Extracted information >>
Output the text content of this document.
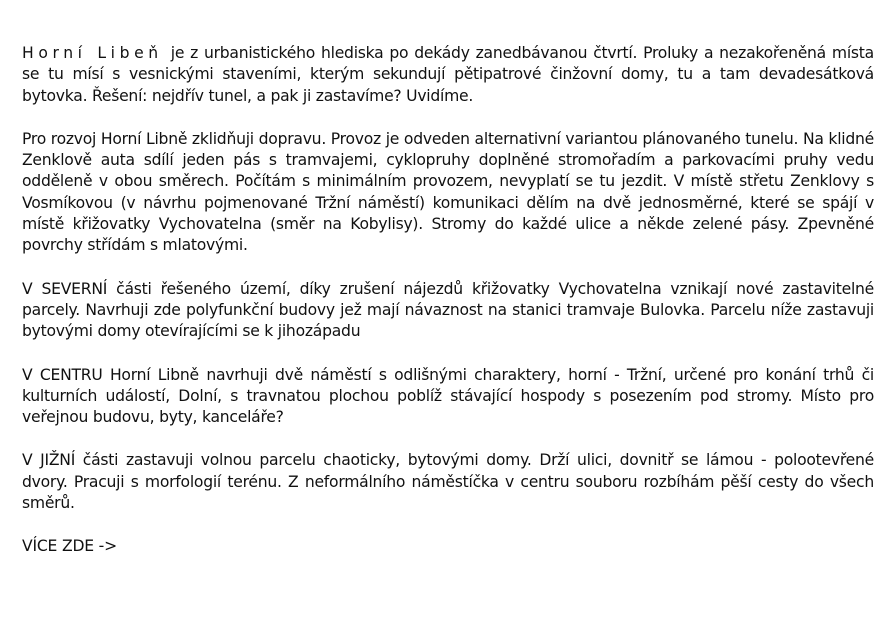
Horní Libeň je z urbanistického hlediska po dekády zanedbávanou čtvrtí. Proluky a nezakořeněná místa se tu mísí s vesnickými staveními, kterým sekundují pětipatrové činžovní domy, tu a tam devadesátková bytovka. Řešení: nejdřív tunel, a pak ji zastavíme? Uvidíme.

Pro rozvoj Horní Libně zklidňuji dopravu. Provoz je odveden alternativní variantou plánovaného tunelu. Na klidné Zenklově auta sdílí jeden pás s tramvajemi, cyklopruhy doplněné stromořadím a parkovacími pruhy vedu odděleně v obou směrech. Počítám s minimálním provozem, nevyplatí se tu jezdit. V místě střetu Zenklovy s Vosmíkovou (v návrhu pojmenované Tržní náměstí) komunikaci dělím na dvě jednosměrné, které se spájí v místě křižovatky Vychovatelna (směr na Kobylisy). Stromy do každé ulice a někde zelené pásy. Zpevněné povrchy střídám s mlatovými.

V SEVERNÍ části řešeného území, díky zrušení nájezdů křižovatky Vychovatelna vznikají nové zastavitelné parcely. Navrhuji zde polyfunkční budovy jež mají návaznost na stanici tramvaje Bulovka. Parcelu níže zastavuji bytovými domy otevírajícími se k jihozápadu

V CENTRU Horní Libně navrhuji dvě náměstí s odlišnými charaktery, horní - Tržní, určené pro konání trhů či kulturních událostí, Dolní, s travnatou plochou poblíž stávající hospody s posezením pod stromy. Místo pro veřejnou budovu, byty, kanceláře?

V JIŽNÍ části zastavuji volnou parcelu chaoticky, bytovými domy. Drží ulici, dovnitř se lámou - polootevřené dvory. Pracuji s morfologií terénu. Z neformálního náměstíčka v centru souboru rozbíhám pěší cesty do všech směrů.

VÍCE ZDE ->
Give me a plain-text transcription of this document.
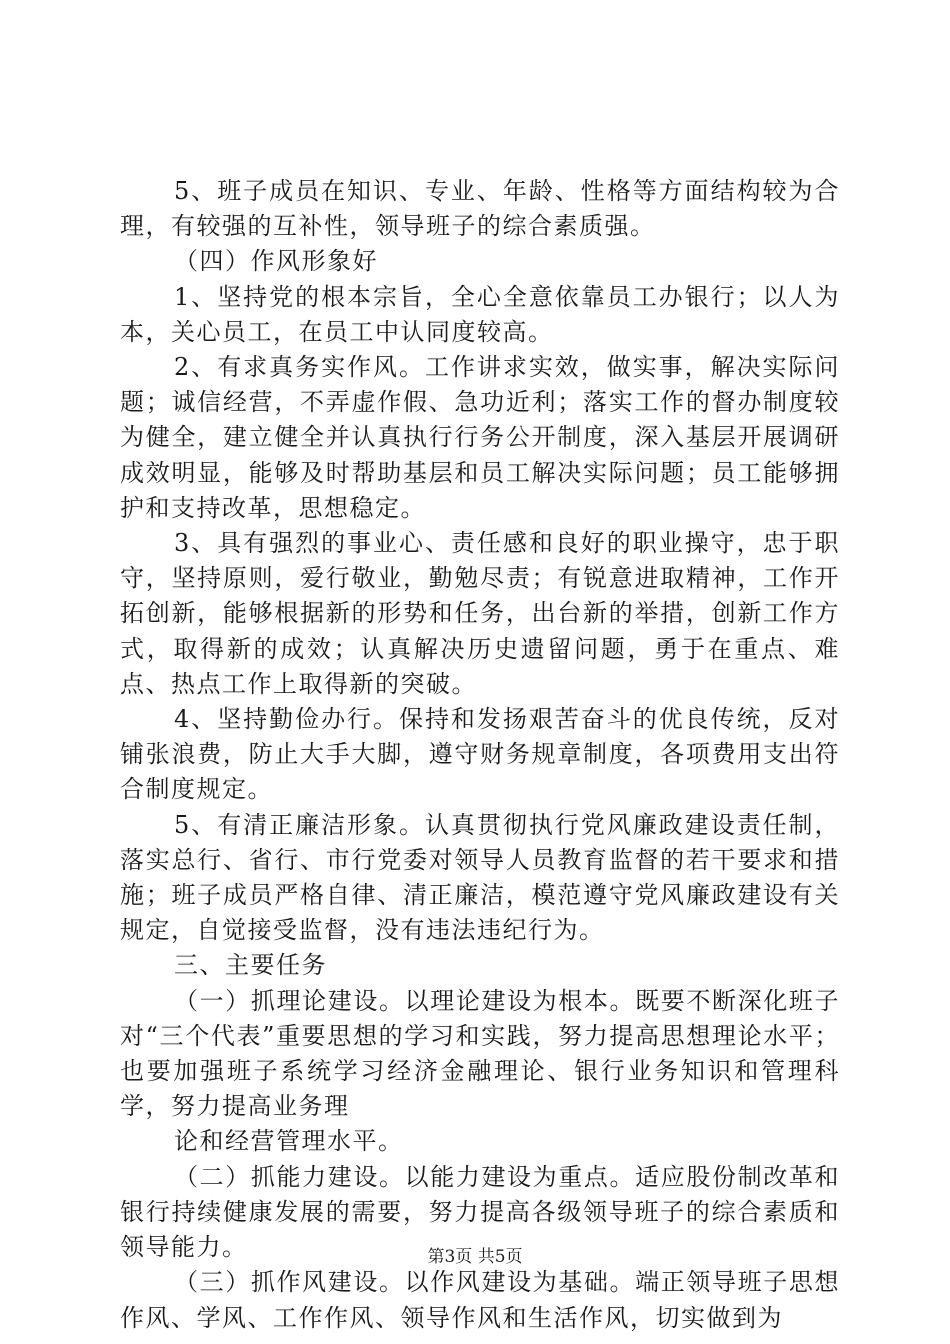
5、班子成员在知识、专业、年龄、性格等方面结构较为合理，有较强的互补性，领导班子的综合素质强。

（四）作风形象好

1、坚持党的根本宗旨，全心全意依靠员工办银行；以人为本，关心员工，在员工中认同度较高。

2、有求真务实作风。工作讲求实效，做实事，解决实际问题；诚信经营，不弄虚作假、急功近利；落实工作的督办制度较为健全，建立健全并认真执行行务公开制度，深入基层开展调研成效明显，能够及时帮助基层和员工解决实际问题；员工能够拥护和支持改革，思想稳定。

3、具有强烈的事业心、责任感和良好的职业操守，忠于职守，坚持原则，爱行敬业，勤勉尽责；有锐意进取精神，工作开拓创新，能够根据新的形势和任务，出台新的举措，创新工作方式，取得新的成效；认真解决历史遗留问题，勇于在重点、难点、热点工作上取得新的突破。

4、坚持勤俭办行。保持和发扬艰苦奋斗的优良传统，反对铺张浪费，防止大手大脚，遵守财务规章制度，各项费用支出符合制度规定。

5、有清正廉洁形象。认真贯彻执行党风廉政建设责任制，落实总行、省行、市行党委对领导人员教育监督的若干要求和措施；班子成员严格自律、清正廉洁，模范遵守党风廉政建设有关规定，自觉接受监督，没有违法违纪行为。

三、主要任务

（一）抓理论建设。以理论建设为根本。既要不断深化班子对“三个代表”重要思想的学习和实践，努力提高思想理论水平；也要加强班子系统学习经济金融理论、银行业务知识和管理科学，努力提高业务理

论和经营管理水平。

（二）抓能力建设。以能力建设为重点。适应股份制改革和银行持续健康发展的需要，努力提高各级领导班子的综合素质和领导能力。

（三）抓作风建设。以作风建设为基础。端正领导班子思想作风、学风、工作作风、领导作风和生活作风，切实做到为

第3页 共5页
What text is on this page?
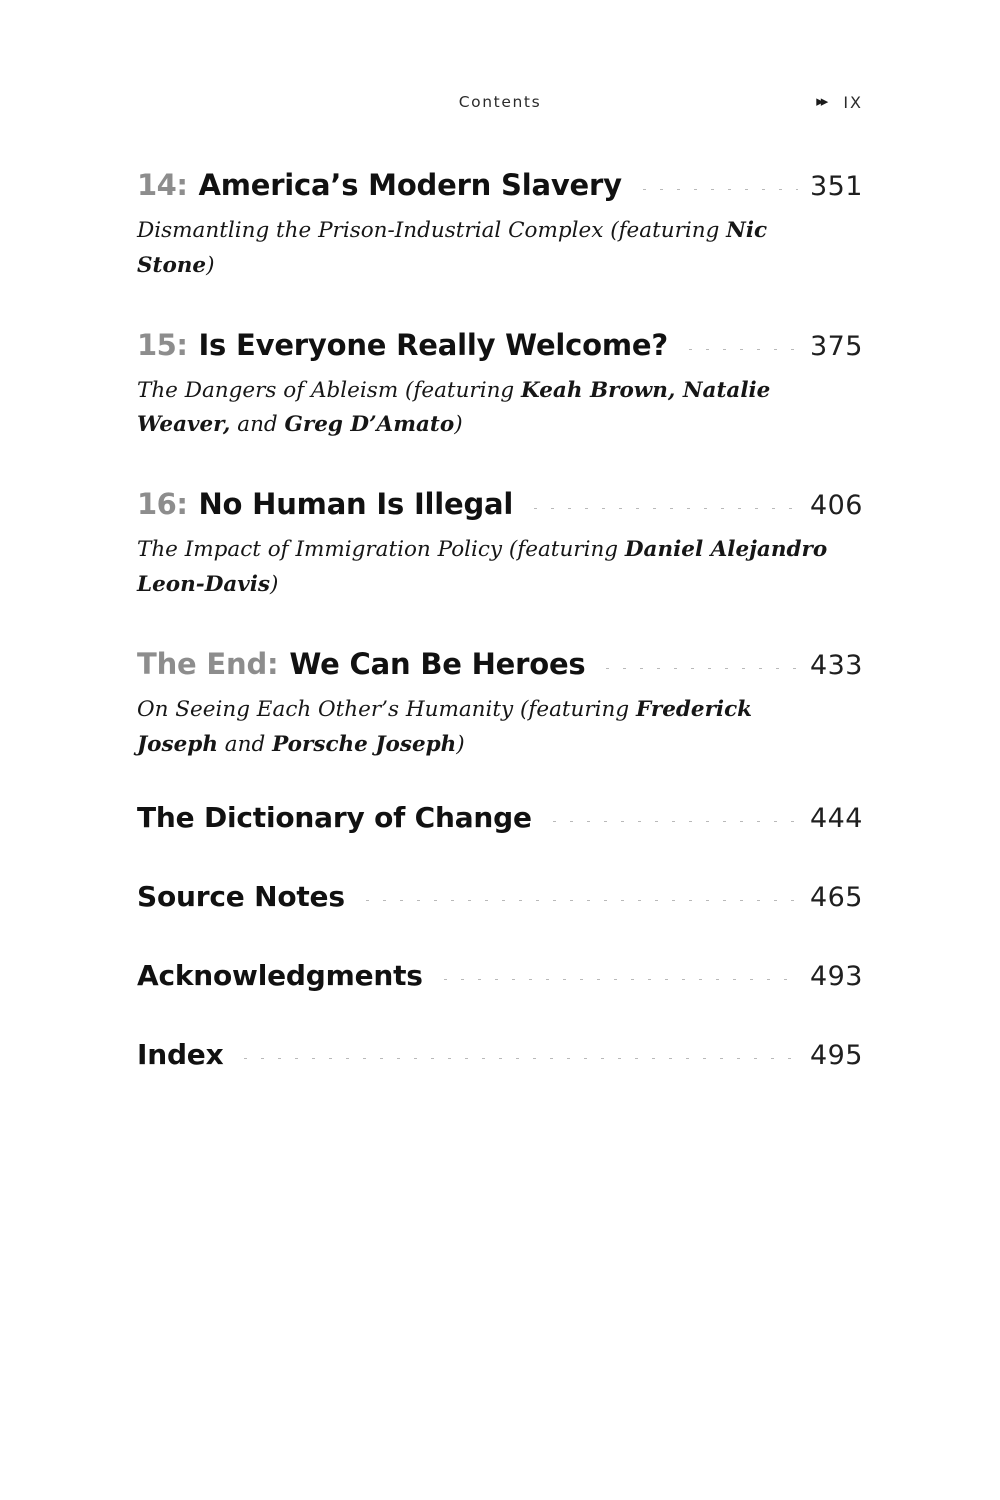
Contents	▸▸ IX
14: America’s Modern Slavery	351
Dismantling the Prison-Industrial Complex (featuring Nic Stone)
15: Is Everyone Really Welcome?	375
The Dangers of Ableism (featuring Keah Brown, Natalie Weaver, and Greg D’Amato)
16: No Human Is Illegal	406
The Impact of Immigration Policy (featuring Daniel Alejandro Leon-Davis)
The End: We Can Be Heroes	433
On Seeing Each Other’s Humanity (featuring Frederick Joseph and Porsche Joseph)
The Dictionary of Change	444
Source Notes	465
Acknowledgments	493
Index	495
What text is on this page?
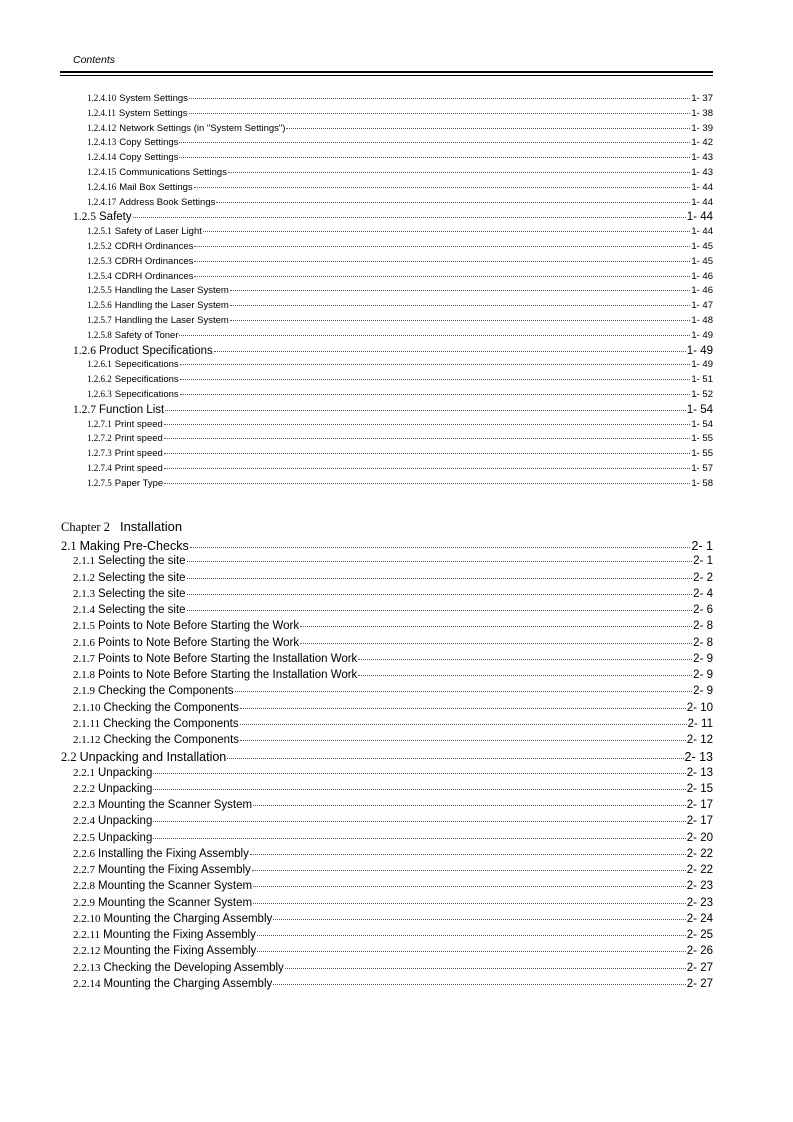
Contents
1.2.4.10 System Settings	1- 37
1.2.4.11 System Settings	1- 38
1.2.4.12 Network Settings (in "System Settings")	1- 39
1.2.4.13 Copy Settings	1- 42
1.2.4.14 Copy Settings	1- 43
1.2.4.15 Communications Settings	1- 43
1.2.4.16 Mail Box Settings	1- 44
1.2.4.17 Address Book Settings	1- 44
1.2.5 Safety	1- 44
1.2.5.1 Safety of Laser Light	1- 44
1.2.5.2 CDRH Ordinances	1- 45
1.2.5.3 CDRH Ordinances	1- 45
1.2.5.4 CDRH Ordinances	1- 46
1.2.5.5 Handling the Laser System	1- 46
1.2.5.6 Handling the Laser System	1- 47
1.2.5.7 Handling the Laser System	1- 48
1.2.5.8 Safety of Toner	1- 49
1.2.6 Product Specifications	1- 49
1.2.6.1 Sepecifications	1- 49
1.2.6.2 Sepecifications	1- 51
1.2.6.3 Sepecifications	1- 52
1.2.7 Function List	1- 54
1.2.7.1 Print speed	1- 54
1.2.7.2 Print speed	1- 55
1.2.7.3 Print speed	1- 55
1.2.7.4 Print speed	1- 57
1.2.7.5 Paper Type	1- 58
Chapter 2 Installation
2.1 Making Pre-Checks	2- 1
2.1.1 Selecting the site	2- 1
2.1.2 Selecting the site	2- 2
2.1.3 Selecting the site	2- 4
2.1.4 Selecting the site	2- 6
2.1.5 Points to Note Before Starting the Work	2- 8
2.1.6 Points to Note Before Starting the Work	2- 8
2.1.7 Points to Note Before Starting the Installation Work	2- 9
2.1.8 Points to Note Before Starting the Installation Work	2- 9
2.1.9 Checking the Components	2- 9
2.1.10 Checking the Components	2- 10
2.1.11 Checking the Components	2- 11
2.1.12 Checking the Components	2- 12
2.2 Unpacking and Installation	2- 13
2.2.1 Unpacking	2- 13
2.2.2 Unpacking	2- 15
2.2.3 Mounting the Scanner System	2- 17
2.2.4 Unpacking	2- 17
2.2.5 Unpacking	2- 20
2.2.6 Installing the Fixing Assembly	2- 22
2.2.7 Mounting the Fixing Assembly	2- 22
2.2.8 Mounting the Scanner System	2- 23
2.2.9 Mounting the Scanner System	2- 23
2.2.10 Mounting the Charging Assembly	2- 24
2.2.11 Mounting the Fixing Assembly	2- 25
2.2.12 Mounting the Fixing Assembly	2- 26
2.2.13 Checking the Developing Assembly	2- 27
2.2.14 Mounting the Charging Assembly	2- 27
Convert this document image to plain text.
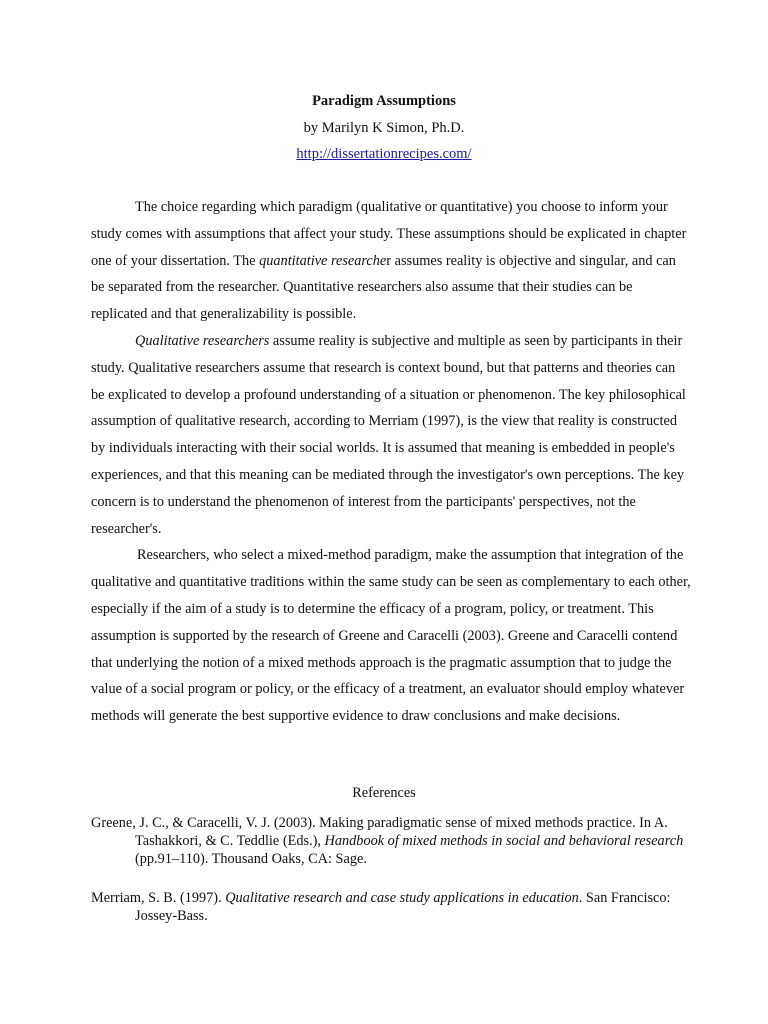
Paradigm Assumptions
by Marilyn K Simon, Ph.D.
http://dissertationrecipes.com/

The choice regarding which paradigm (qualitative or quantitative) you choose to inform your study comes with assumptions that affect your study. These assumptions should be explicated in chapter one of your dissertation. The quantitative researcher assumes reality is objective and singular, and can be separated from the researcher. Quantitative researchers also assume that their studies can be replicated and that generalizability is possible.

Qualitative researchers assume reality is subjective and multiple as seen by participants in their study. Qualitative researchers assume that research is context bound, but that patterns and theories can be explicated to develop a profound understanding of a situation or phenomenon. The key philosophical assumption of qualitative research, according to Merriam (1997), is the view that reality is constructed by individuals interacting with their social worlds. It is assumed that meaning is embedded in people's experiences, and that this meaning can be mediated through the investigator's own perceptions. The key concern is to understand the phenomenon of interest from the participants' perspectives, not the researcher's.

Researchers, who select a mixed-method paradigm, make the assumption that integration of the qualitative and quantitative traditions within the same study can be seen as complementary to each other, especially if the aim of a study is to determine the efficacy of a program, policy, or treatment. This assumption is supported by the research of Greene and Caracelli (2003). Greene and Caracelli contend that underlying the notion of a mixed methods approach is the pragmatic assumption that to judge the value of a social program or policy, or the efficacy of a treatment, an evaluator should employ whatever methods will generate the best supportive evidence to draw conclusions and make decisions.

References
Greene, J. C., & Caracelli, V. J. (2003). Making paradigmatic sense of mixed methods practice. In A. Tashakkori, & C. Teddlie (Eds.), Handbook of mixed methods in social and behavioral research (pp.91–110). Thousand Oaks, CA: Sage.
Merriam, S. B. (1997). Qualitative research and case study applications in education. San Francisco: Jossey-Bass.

To do >> Return each line with "document".

Final result >>
Output the text content of this document.
Give me a plain-text transcription of this document.
Convert this document image to plain text.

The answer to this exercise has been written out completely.